**GOAL OF THE EXERCISE**
Return every entry exactly.

═══ TASK INPUT

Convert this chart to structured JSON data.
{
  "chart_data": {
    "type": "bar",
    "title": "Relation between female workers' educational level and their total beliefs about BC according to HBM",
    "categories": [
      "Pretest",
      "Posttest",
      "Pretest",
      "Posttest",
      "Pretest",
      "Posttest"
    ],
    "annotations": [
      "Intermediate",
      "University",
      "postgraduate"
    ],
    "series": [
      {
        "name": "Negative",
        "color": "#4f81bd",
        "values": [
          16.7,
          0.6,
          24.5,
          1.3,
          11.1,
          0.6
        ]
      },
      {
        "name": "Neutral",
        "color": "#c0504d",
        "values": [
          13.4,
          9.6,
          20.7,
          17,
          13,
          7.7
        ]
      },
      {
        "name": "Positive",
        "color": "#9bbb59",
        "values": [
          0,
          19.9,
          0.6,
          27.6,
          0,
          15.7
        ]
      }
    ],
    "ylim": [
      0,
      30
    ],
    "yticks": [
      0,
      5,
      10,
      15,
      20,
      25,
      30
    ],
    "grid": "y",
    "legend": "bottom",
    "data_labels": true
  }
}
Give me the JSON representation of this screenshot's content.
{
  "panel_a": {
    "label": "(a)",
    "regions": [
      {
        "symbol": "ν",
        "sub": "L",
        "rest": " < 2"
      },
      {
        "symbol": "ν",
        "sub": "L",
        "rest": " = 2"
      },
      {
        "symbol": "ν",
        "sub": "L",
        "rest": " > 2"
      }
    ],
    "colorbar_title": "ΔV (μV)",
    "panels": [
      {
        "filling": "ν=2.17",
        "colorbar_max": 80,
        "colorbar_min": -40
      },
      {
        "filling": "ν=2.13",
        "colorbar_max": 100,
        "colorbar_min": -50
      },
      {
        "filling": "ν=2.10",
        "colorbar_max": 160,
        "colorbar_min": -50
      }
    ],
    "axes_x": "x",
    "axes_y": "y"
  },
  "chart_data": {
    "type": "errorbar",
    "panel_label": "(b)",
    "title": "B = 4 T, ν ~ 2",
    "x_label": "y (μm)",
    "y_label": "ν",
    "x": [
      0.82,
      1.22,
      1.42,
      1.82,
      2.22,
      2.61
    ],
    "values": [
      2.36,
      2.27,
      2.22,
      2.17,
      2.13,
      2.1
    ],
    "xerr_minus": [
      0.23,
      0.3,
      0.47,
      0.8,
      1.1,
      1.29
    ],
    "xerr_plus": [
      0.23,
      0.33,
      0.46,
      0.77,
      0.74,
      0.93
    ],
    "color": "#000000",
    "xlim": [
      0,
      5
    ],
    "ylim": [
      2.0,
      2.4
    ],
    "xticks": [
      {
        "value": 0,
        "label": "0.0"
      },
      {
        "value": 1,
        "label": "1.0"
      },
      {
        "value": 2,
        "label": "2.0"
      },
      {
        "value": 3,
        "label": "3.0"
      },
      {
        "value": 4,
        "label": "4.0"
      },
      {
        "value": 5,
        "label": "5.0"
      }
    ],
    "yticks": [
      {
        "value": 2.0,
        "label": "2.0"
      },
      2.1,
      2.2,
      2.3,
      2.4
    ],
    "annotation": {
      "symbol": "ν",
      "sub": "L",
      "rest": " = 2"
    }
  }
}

══════

**TASK ANSWER**
Convert this chart to structured JSON data.
{
  "chart_data": {
    "type": "bar",
    "title": "Relation between female workers' educational level and their total beliefs about BC according to HBM",
    "categories": [
      "Pretest",
      "Posttest",
      "Pretest",
      "Posttest",
      "Pretest",
      "Posttest"
    ],
    "annotations": [
      "Intermediate",
      "University",
      "postgraduate"
    ],
    "series": [
      {
        "name": "Negative",
        "color": "#4f81bd",
        "values": [
          16.7,
          0.6,
          24.5,
          1.3,
          11.1,
          0.6
        ]
      },
      {
        "name": "Neutral",
        "color": "#c0504d",
        "values": [
          13.4,
          9.6,
          20.7,
          17,
          13,
          7.7
        ]
      },
      {
        "name": "Positive",
        "color": "#9bbb59",
        "values": [
          0,
          19.9,
          0.6,
          27.6,
          0,
          15.7
        ]
      }
    ],
    "ylim": [
      0,
      30
    ],
    "yticks": [
      0,
      5,
      10,
      15,
      20,
      25,
      30
    ],
    "grid": "y",
    "legend": "bottom",
    "data_labels": true
  }
}
Give me the JSON representation of this screenshot's content.
{
  "panel_a": {
    "label": "(a)",
    "regions": [
      {
        "symbol": "ν",
        "sub": "L",
        "rest": " < 2"
      },
      {
        "symbol": "ν",
        "sub": "L",
        "rest": " = 2"
      },
      {
        "symbol": "ν",
        "sub": "L",
        "rest": " > 2"
      }
    ],
    "colorbar_title": "ΔV (μV)",
    "panels": [
      {
        "filling": "ν=2.17",
        "colorbar_max": 80,
        "colorbar_min": -40
      },
      {
        "filling": "ν=2.13",
        "colorbar_max": 100,
        "colorbar_min": -50
      },
      {
        "filling": "ν=2.10",
        "colorbar_max": 160,
        "colorbar_min": -50
      }
    ],
    "axes_x": "x",
    "axes_y": "y"
  },
  "chart_data": {
    "type": "errorbar",
    "panel_label": "(b)",
    "title": "B = 4 T, ν ~ 2",
    "x_label": "y (μm)",
    "y_label": "ν",
    "x": [
      0.82,
      1.22,
      1.42,
      1.82,
      2.22,
      2.61
    ],
    "values": [
      2.36,
      2.27,
      2.22,
      2.17,
      2.13,
      2.1
    ],
    "xerr_minus": [
      0.23,
      0.3,
      0.47,
      0.8,
      1.1,
      1.29
    ],
    "xerr_plus": [
      0.23,
      0.33,
      0.46,
      0.77,
      0.74,
      0.93
    ],
    "color": "#000000",
    "xlim": [
      0,
      5
    ],
    "ylim": [
      2.0,
      2.4
    ],
    "xticks": [
      {
        "value": 0,
        "label": "0.0"
      },
      {
        "value": 1,
        "label": "1.0"
      },
      {
        "value": 2,
        "label": "2.0"
      },
      {
        "value": 3,
        "label": "3.0"
      },
      {
        "value": 4,
        "label": "4.0"
      },
      {
        "value": 5,
        "label": "5.0"
      }
    ],
    "yticks": [
      {
        "value": 2.0,
        "label": "2.0"
      },
      2.1,
      2.2,
      2.3,
      2.4
    ],
    "annotation": {
      "symbol": "ν",
      "sub": "L",
      "rest": " = 2"
    }
  }
}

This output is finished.